**Task goal:** In the text on social factors and health, what share of the premature deaths does the CDC estimate could be prevented?

**Text block:**
-- Opening Marker --

Keywords: facilitators, barriers, strategies, implementation science, scoping review, social determinants of health, social needs
Introduction
In the United States (US), an estimated 900,000 Americans die prematurely from heart disease, cancer, chronic lower respiratory disease, stroke, and unintentional injury annually.1 The Centers for Disease Control and Prevention (CDC) estimates that up to 40% of these deaths are preventable.1 Social factors, in addition to pathophysiological and behavioral cases, are critical underlying drivers of preventable deaths.2 It is estimated that, of the annual preventable deaths, 245,000 are attributable to low education, 133,00 to poverty, 162,000 to low social support, 39,000 to area-level poverty, 119,000 to income inequality, and 176,000 to racial segregation.2 Social factors are often intertwined and intersecting, and their role in health has been identified as the fundamental cause of a variety of health inequities.3
The field of research on social determinants of health (SDOH) and social needs recognizes the combined and individual impact of social factors on health inequities. Social determinants of health are upstream effects at the community level and are defined by the CDC as “conditions in the places where people live, learn, work, and play that affect a wide range of health and quality-of life-risks and outcomes.”4(para.1) There are five established domains within SDOH that encompass the scope of social factors that influence health: economic stability, education access and quality, health care access and quality, neighborhood and built environment, and social and community context.4 In contrast, social needs are “midstream approaches to mitigate an individual’s adverse conditions and unmet needs”5(para.11) and exist at the individual or family level (eg, food or housing insecurity).5 Social determinants of health and social needs recognize that poor health is not simply a matter of pathophysiological causes and behavioral choices, but rather the impact of an individual’s contextual and social circumstance on their health.

-- Closing Marker --

**Extracted material:**
-- Opening Marker --

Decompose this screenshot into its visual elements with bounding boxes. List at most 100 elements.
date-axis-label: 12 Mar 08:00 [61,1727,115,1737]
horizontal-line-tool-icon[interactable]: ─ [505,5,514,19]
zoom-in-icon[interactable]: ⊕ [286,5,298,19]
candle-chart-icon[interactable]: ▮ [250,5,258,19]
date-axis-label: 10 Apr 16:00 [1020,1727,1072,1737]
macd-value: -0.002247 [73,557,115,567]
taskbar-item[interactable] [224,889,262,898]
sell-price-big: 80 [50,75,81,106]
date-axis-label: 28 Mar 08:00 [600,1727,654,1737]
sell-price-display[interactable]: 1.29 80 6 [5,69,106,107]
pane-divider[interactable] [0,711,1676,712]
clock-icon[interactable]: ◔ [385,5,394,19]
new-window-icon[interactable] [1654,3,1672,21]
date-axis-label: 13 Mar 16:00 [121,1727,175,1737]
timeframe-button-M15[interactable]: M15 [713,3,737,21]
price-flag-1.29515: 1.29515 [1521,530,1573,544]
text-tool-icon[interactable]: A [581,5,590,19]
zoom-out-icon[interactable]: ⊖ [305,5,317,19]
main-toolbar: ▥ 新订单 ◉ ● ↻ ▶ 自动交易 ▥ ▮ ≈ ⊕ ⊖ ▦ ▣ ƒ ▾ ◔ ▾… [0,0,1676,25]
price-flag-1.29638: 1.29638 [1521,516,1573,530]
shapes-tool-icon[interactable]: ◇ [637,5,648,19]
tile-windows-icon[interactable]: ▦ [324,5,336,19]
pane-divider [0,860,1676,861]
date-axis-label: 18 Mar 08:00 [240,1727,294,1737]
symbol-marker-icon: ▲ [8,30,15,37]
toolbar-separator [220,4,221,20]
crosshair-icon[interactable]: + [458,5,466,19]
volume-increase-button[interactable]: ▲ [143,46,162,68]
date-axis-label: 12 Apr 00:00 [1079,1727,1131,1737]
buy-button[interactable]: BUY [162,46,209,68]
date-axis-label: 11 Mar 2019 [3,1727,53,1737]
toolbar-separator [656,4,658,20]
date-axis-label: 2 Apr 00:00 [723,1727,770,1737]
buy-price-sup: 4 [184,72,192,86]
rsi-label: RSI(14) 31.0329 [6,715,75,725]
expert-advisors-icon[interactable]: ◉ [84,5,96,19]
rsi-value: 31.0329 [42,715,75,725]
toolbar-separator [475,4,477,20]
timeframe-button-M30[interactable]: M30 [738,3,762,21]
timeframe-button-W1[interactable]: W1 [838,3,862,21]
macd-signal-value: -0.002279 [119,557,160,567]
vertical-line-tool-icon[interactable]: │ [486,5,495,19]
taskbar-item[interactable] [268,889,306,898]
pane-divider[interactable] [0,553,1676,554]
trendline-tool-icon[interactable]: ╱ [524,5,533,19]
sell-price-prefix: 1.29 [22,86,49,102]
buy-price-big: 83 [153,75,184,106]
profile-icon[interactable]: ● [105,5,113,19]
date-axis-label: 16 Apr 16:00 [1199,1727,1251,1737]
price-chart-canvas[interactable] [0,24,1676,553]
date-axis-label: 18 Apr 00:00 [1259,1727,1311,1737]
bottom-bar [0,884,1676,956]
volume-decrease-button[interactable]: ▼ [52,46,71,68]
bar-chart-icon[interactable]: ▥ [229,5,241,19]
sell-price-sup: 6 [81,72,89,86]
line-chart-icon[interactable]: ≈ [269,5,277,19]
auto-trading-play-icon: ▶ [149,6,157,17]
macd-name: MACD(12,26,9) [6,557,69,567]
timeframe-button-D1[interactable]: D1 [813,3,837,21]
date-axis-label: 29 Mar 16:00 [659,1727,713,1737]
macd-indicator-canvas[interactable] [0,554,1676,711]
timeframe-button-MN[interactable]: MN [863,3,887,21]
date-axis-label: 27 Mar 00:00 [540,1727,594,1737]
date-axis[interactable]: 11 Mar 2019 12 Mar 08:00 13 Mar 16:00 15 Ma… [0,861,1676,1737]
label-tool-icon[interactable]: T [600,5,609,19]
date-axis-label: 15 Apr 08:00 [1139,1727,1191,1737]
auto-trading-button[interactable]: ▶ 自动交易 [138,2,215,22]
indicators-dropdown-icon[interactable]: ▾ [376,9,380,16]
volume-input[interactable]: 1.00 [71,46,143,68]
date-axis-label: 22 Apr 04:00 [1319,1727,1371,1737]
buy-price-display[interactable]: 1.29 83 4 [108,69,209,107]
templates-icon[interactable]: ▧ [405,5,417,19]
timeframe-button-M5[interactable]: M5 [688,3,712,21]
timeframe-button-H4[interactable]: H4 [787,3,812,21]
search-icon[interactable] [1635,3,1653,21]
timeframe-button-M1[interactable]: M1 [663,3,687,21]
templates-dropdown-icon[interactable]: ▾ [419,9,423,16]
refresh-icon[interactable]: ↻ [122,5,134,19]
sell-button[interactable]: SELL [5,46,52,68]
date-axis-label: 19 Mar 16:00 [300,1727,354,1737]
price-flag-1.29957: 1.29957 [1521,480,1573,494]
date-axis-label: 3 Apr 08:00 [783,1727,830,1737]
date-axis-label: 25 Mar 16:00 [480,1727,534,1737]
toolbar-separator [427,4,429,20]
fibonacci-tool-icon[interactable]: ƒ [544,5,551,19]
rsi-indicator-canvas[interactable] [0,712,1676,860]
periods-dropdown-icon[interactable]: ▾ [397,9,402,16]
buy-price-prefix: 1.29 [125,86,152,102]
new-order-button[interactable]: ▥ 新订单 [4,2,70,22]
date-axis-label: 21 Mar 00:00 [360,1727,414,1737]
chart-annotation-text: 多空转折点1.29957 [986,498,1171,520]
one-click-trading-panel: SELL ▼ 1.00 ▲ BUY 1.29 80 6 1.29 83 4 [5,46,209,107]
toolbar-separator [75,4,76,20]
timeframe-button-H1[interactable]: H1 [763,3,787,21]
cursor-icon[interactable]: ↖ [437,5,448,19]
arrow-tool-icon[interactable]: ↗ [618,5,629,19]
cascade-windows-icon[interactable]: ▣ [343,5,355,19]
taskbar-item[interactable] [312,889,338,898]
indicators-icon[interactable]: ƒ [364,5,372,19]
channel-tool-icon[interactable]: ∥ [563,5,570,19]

-- Closing Marker --

**Your response:** Up to 40%.